- Exercise goal: Copy the data that follows, exactly and completely.

——————

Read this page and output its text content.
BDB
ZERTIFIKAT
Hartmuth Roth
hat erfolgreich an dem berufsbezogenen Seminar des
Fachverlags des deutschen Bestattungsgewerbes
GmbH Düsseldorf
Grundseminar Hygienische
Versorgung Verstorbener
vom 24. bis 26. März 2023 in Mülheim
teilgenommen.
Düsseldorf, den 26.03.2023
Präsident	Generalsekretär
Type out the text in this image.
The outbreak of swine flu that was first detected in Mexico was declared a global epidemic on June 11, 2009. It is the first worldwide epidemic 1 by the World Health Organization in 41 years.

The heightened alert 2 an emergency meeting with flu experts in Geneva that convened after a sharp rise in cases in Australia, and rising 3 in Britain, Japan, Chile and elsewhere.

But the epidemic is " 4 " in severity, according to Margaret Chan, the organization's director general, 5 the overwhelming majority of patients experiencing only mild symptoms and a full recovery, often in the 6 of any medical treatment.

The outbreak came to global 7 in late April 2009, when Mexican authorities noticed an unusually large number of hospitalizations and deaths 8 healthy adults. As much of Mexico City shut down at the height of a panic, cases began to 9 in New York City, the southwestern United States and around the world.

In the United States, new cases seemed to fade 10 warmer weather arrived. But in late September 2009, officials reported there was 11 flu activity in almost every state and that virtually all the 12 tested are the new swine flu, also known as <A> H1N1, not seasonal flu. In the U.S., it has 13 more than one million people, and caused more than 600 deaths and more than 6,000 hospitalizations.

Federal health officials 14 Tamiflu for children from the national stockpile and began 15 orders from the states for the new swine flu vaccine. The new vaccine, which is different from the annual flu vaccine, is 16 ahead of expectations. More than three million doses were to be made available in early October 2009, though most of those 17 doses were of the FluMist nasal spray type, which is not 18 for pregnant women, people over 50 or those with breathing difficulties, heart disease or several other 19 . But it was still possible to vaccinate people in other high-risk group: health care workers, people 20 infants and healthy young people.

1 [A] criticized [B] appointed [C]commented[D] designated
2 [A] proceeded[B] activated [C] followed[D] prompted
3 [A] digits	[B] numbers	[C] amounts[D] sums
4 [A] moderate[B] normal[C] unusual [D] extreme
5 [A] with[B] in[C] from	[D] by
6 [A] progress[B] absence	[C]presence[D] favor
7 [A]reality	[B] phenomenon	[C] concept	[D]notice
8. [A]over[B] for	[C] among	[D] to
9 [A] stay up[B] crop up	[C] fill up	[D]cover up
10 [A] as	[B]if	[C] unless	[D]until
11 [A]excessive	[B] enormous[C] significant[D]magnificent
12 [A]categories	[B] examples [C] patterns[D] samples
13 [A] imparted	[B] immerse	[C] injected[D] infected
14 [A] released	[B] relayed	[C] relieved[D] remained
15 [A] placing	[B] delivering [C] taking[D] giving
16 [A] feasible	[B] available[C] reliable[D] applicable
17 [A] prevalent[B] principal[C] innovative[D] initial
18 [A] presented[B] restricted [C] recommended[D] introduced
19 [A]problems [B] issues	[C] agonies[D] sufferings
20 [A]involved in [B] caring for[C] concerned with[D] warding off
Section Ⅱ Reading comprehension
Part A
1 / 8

——————

- Completed task:
Read this page and output its text content.
BDB
ZERTIFIKAT
Hartmuth Roth
hat erfolgreich an dem berufsbezogenen Seminar des
Fachverlags des deutschen Bestattungsgewerbes
GmbH Düsseldorf
Grundseminar Hygienische
Versorgung Verstorbener
vom 24. bis 26. März 2023 in Mülheim
teilgenommen.
Düsseldorf, den 26.03.2023
Präsident	Generalsekretär
Type out the text in this image.
The outbreak of swine flu that was first detected in Mexico was declared a global epidemic on June 11, 2009. It is the first worldwide epidemic 1 by the World Health Organization in 41 years.

The heightened alert 2 an emergency meeting with flu experts in Geneva that convened after a sharp rise in cases in Australia, and rising 3 in Britain, Japan, Chile and elsewhere.

But the epidemic is " 4 " in severity, according to Margaret Chan, the organization's director general, 5 the overwhelming majority of patients experiencing only mild symptoms and a full recovery, often in the 6 of any medical treatment.

The outbreak came to global 7 in late April 2009, when Mexican authorities noticed an unusually large number of hospitalizations and deaths 8 healthy adults. As much of Mexico City shut down at the height of a panic, cases began to 9 in New York City, the southwestern United States and around the world.

In the United States, new cases seemed to fade 10 warmer weather arrived. But in late September 2009, officials reported there was 11 flu activity in almost every state and that virtually all the 12 tested are the new swine flu, also known as <A> H1N1, not seasonal flu. In the U.S., it has 13 more than one million people, and caused more than 600 deaths and more than 6,000 hospitalizations.

Federal health officials 14 Tamiflu for children from the national stockpile and began 15 orders from the states for the new swine flu vaccine. The new vaccine, which is different from the annual flu vaccine, is 16 ahead of expectations. More than three million doses were to be made available in early October 2009, though most of those 17 doses were of the FluMist nasal spray type, which is not 18 for pregnant women, people over 50 or those with breathing difficulties, heart disease or several other 19 . But it was still possible to vaccinate people in other high-risk group: health care workers, people 20 infants and healthy young people.

1 [A] criticized [B] appointed [C]commented[D] designated
2 [A] proceeded[B] activated [C] followed[D] prompted
3 [A] digits	[B] numbers	[C] amounts[D] sums
4 [A] moderate[B] normal[C] unusual [D] extreme
5 [A] with[B] in[C] from	[D] by
6 [A] progress[B] absence	[C]presence[D] favor
7 [A]reality	[B] phenomenon	[C] concept	[D]notice
8. [A]over[B] for	[C] among	[D] to
9 [A] stay up[B] crop up	[C] fill up	[D]cover up
10 [A] as	[B]if	[C] unless	[D]until
11 [A]excessive	[B] enormous[C] significant[D]magnificent
12 [A]categories	[B] examples [C] patterns[D] samples
13 [A] imparted	[B] immerse	[C] injected[D] infected
14 [A] released	[B] relayed	[C] relieved[D] remained
15 [A] placing	[B] delivering [C] taking[D] giving
16 [A] feasible	[B] available[C] reliable[D] applicable
17 [A] prevalent[B] principal[C] innovative[D] initial
18 [A] presented[B] restricted [C] recommended[D] introduced
19 [A]problems [B] issues	[C] agonies[D] sufferings
20 [A]involved in [B] caring for[C] concerned with[D] warding off
Section Ⅱ Reading comprehension
Part A
1 / 8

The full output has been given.